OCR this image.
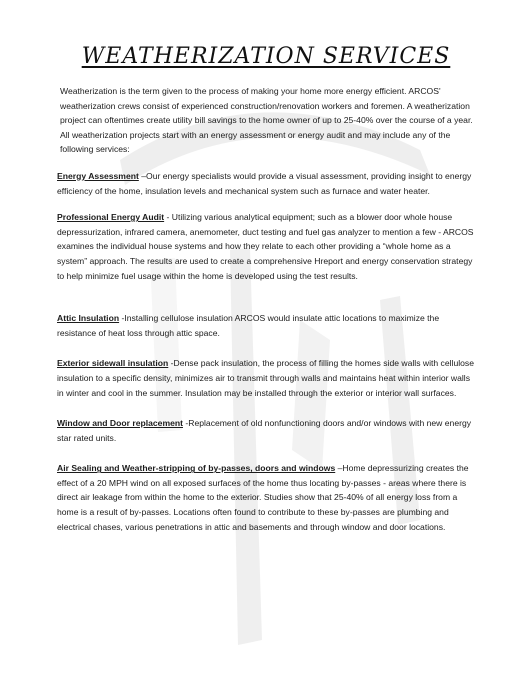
WEATHERIZATION SERVICES

Weatherization is the term given to the process of making your home more energy efficient. ARCOS' weatherization crews consist of experienced construction/renovation workers and foremen. A weatherization project can oftentimes create utility bill savings to the home owner of up to 25-40% over the course of a year. All weatherization projects start with an energy assessment or energy audit and may include any of the following services:

Energy Assessment –Our energy specialists would provide a visual assessment, providing insight to energy efficiency of the home, insulation levels and mechanical system such as furnace and water heater.

Professional Energy Audit - Utilizing various analytical equipment; such as a blower door whole house depressurization, infrared camera, anemometer, duct testing and fuel gas analyzer to mention a few - ARCOS examines the individual house systems and how they relate to each other providing a “whole home as a system” approach. The results are used to create a comprehensive Hreport and energy conservation strategy to help minimize fuel usage within the home is developed using the test results.

Attic Insulation -Installing cellulose insulation ARCOS would insulate attic locations to maximize the resistance of heat loss through attic space.

Exterior sidewall insulation -Dense pack insulation, the process of filling the homes side walls with cellulose insulation to a specific density, minimizes air to transmit through walls and maintains heat within interior walls in winter and cool in the summer. Insulation may be installed through the exterior or interior wall surfaces.

Window and Door replacement -Replacement of old nonfunctioning doors and/or windows with new energy star rated units.

Air Sealing and Weather-stripping of by-passes, doors and windows –Home depressurizing creates the effect of a 20 MPH wind on all exposed surfaces of the home thus locating by-passes - areas where there is direct air leakage from within the home to the exterior. Studies show that 25-40% of all energy loss from a home is a result of by-passes. Locations often found to contribute to these by-passes are plumbing and electrical chases, various penetrations in attic and basements and through window and door locations.
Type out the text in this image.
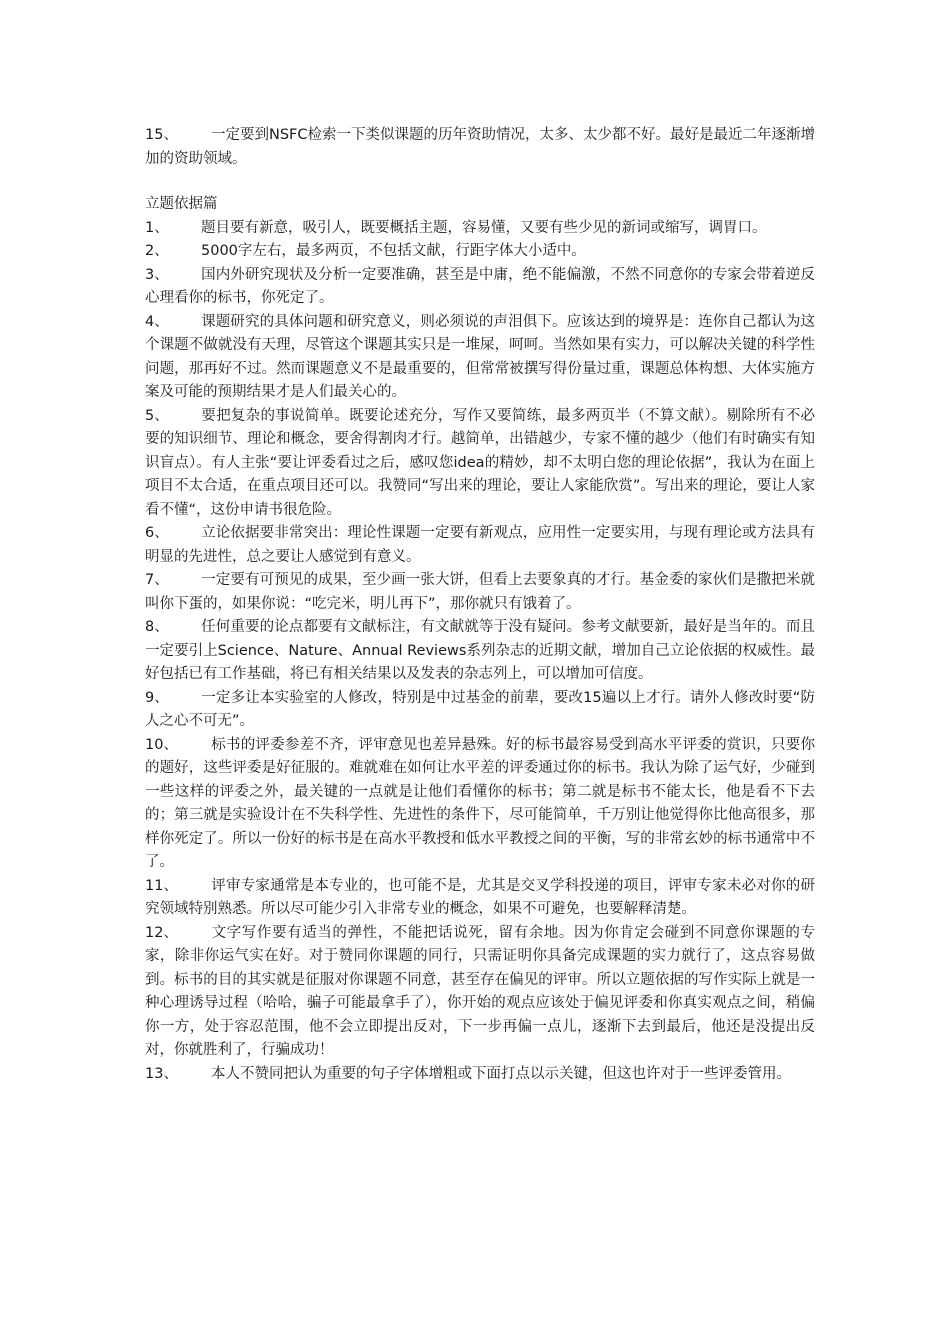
15、 一定要到NSFC检索一下类似课题的历年资助情况，太多、太少都不好。最好是最近二年逐渐增加的资助领域。

立题依据篇

1、 题目要有新意，吸引人，既要概括主题，容易懂，又要有些少见的新词或缩写，调胃口。

2、 5000字左右，最多两页，不包括文献，行距字体大小适中。

3、 国内外研究现状及分析一定要准确，甚至是中庸，绝不能偏激，不然不同意你的专家会带着逆反心理看你的标书，你死定了。

4、 课题研究的具体问题和研究意义，则必须说的声泪俱下。应该达到的境界是：连你自己都认为这个课题不做就没有天理，尽管这个课题其实只是一堆屎，呵呵。当然如果有实力，可以解决关键的科学性问题，那再好不过。然而课题意义不是最重要的，但常常被撰写得份量过重，课题总体构想、大体实施方案及可能的预期结果才是人们最关心的。

5、 要把复杂的事说简单。既要论述充分，写作又要简练，最多两页半（不算文献）。剔除所有不必要的知识细节、理论和概念，要舍得割肉才行。越简单，出错越少，专家不懂的越少（他们有时确实有知识盲点）。有人主张“要让评委看过之后，感叹您idea的精妙，却不太明白您的理论依据”，我认为在面上项目不太合适，在重点项目还可以。我赞同“写出来的理论，要让人家能欣赏”。写出来的理论，要让人家看不懂“，这份申请书很危险。

6、 立论依据要非常突出：理论性课题一定要有新观点，应用性一定要实用，与现有理论或方法具有明显的先进性，总之要让人感觉到有意义。

7、 一定要有可预见的成果，至少画一张大饼，但看上去要象真的才行。基金委的家伙们是撒把米就叫你下蛋的，如果你说：“吃完米，明儿再下”，那你就只有饿着了。

8、 任何重要的论点都要有文献标注，有文献就等于没有疑问。参考文献要新，最好是当年的。而且一定要引上Science、Nature、Annual Reviews系列杂志的近期文献，增加自己立论依据的权威性。最好包括已有工作基础，将已有相关结果以及发表的杂志列上，可以增加可信度。

9、 一定多让本实验室的人修改，特别是中过基金的前辈，要改15遍以上才行。请外人修改时要“防人之心不可无”。

10、 标书的评委参差不齐，评审意见也差异悬殊。好的标书最容易受到高水平评委的赏识，只要你的题好，这些评委是好征服的。难就难在如何让水平差的评委通过你的标书。我认为除了运气好，少碰到一些这样的评委之外，最关键的一点就是让他们看懂你的标书；第二就是标书不能太长，他是看不下去的；第三就是实验设计在不失科学性、先进性的条件下，尽可能简单，千万别让他觉得你比他高很多，那样你死定了。所以一份好的标书是在高水平教授和低水平教授之间的平衡，写的非常玄妙的标书通常中不了。

11、 评审专家通常是本专业的，也可能不是，尤其是交叉学科投递的项目，评审专家未必对你的研究领域特别熟悉。所以尽可能少引入非常专业的概念，如果不可避免，也要解释清楚。

12、 文字写作要有适当的弹性，不能把话说死，留有余地。因为你肯定会碰到不同意你课题的专家，除非你运气实在好。对于赞同你课题的同行，只需证明你具备完成课题的实力就行了，这点容易做到。标书的目的其实就是征服对你课题不同意，甚至存在偏见的评审。所以立题依据的写作实际上就是一种心理诱导过程（哈哈，骗子可能最拿手了），你开始的观点应该处于偏见评委和你真实观点之间，稍偏你一方，处于容忍范围，他不会立即提出反对，下一步再偏一点儿，逐渐下去到最后，他还是没提出反对，你就胜利了，行骗成功！

13、 本人不赞同把认为重要的句子字体增粗或下面打点以示关键，但这也许对于一些评委管用。
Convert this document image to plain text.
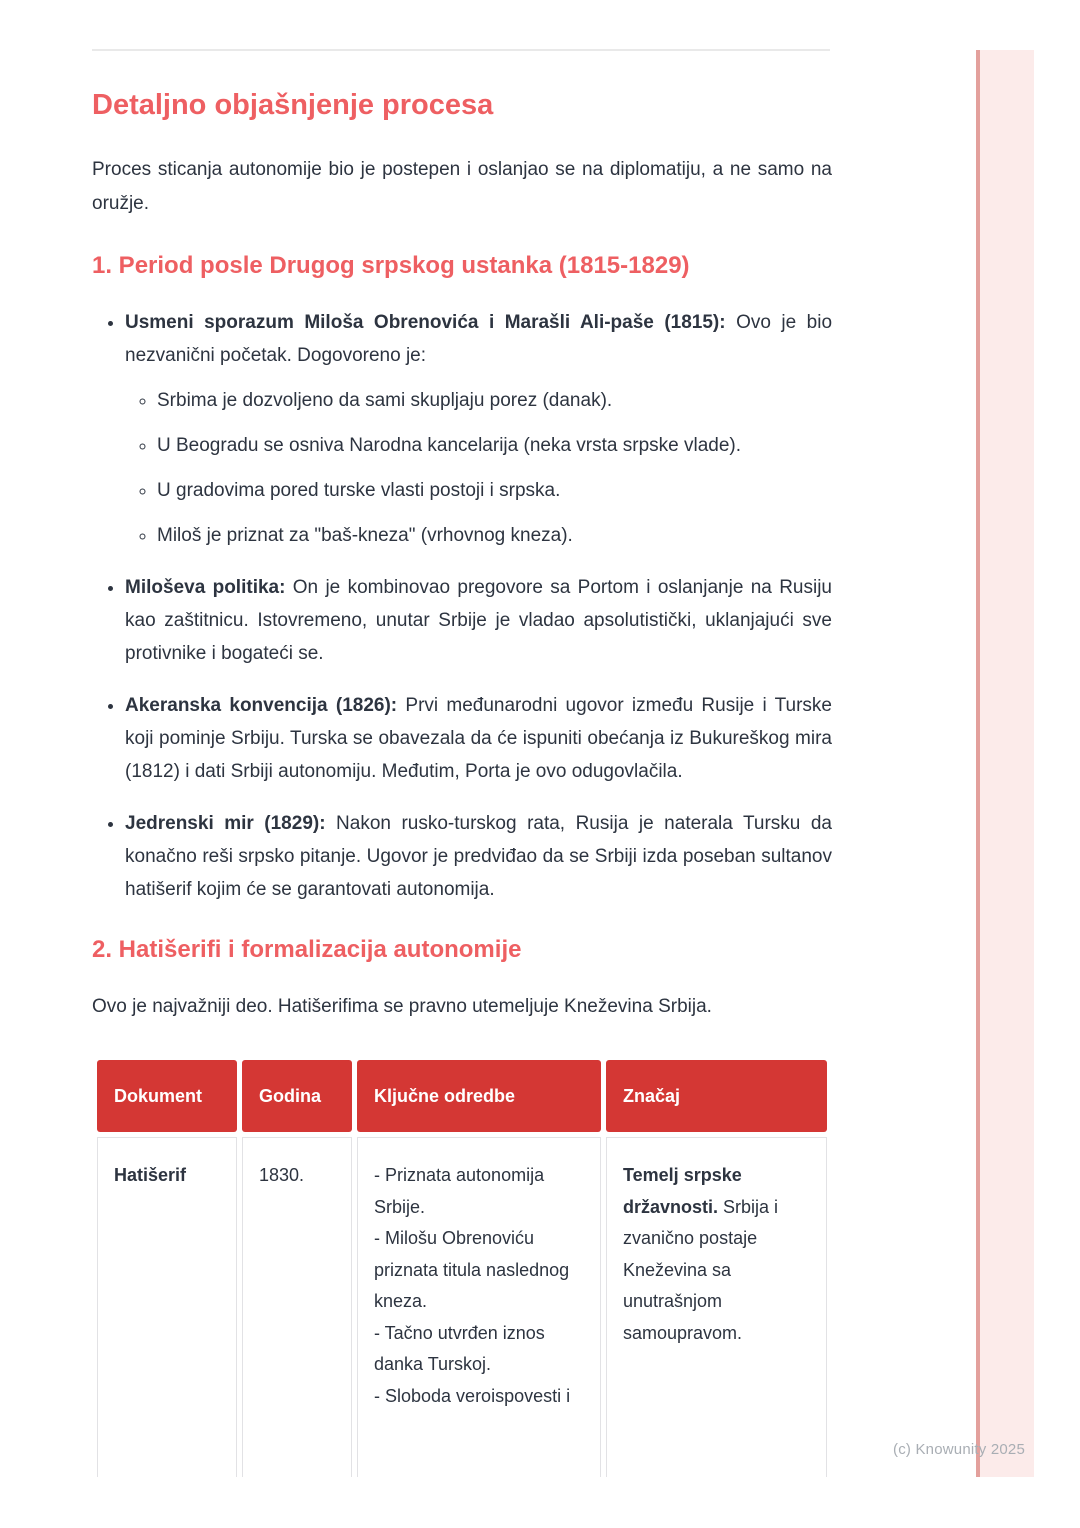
(c) Knowunity 2025
Detaljno objašnjenje procesa

Proces sticanja autonomije bio je postepen i oslanjao se na diplomatiju, a ne samo na oružje.

1. Period posle Drugog srpskog ustanka (1815-1829)
• Usmeni sporazum Miloša Obrenovića i Marašli Ali-paše (1815): Ovo je bio nezvanični početak. Dogovoreno je:
◦ Srbima je dozvoljeno da sami skupljaju porez (danak).
◦ U Beogradu se osniva Narodna kancelarija (neka vrsta srpske vlade).
◦ U gradovima pored turske vlasti postoji i srpska.
◦ Miloš je priznat za "baš-kneza" (vrhovnog kneza).
• Miloševa politika: On je kombinovao pregovore sa Portom i oslanjanje na Rusiju kao zaštitnicu. Istovremeno, unutar Srbije je vladao apsolutistički, uklanjajući sve protivnike i bogateći se.
• Akeranska konvencija (1826): Prvi međunarodni ugovor između Rusije i Turske koji pominje Srbiju. Turska se obavezala da će ispuniti obećanja iz Bukureškog mira (1812) i dati Srbiji autonomiju. Međutim, Porta je ovo odugovlačila.
• Jedrenski mir (1829): Nakon rusko-turskog rata, Rusija je naterala Tursku da konačno reši srpsko pitanje. Ugovor je predviđao da se Srbiji izda poseban sultanov hatišerif kojim će se garantovati autonomija.
2. Hatišerifi i formalizacija autonomije

Ovo je najvažniji deo. Hatišerifima se pravno utemeljuje Kneževina Srbija.

Dokument	Godina	Ključne odredbe	Značaj
Hatišerif	1830.	- Priznata autonomija Srbije.
- Milošu Obrenoviću priznata titula naslednog kneza.
- Tačno utvrđen iznos danka Turskoj.
- Sloboda veroispovesti i	Temelj srpske državnosti. Srbija i zvanično postaje Kneževina sa unutrašnjom samoupravom.
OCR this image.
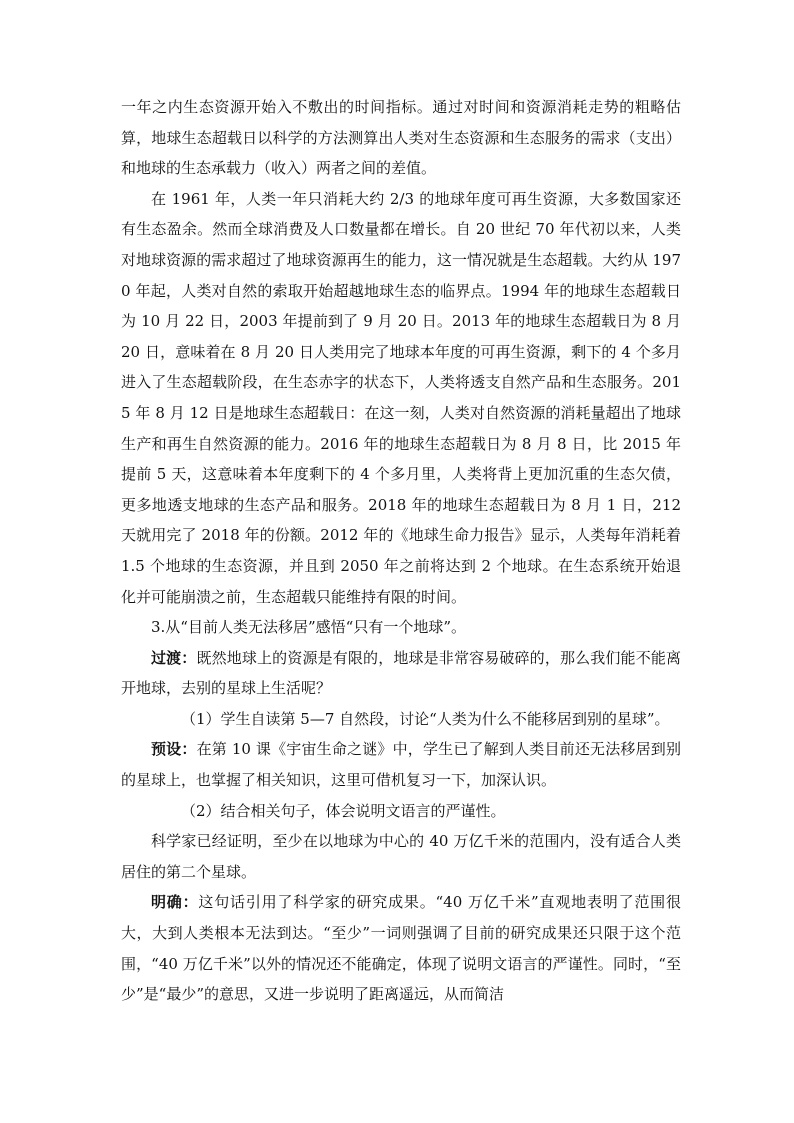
一年之内生态资源开始入不敷出的时间指标。通过对时间和资源消耗走势的粗略估算，地球生态超载日以科学的方法测算出人类对生态资源和生态服务的需求（支出）和地球的生态承载力（收入）两者之间的差值。

在 1961 年，人类一年只消耗大约 2/3 的地球年度可再生资源，大多数国家还有生态盈余。然而全球消费及人口数量都在增长。自 20 世纪 70 年代初以来，人类对地球资源的需求超过了地球资源再生的能力，这一情况就是生态超载。大约从 1970 年起，人类对自然的索取开始超越地球生态的临界点。1994 年的地球生态超载日为 10 月 22 日，2003 年提前到了 9 月 20 日。2013 年的地球生态超载日为 8 月 20 日，意味着在 8 月 20 日人类用完了地球本年度的可再生资源，剩下的 4 个多月进入了生态超载阶段，在生态赤字的状态下，人类将透支自然产品和生态服务。2015 年 8 月 12 日是地球生态超载日：在这一刻，人类对自然资源的消耗量超出了地球生产和再生自然资源的能力。2016 年的地球生态超载日为 8 月 8 日，比 2015 年提前 5 天，这意味着本年度剩下的 4 个多月里，人类将背上更加沉重的生态欠债，更多地透支地球的生态产品和服务。2018 年的地球生态超载日为 8 月 1 日，212 天就用完了 2018 年的份额。2012 年的《地球生命力报告》显示，人类每年消耗着 1.5 个地球的生态资源，并且到 2050 年之前将达到 2 个地球。在生态系统开始退化并可能崩溃之前，生态超载只能维持有限的时间。

3.从“目前人类无法移居”感悟“只有一个地球”。

过渡：既然地球上的资源是有限的，地球是非常容易破碎的，那么我们能不能离开地球，去别的星球上生活呢？

（1）学生自读第 5—7 自然段，讨论“人类为什么不能移居到别的星球”。

预设：在第 10 课《宇宙生命之谜》中，学生已了解到人类目前还无法移居到别的星球上，也掌握了相关知识，这里可借机复习一下，加深认识。

（2）结合相关句子，体会说明文语言的严谨性。

科学家已经证明，至少在以地球为中心的 40 万亿千米的范围内，没有适合人类居住的第二个星球。

明确：这句话引用了科学家的研究成果。“40 万亿千米”直观地表明了范围很大，大到人类根本无法到达。“至少”一词则强调了目前的研究成果还只限于这个范围，“40 万亿千米”以外的情况还不能确定，体现了说明文语言的严谨性。同时，“至少”是“最少”的意思，又进一步说明了距离遥远，从而简洁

::::

* [Exercise details]: Scan the records above for the string "autonomije", then select every line that holds it.

* [Result of this task]:
Proces sticanja autonomije bio je postepen i oslanjao se na diplomatiju, a ne samo na oružje.
2. Hatišerifi i formalizacija autonomije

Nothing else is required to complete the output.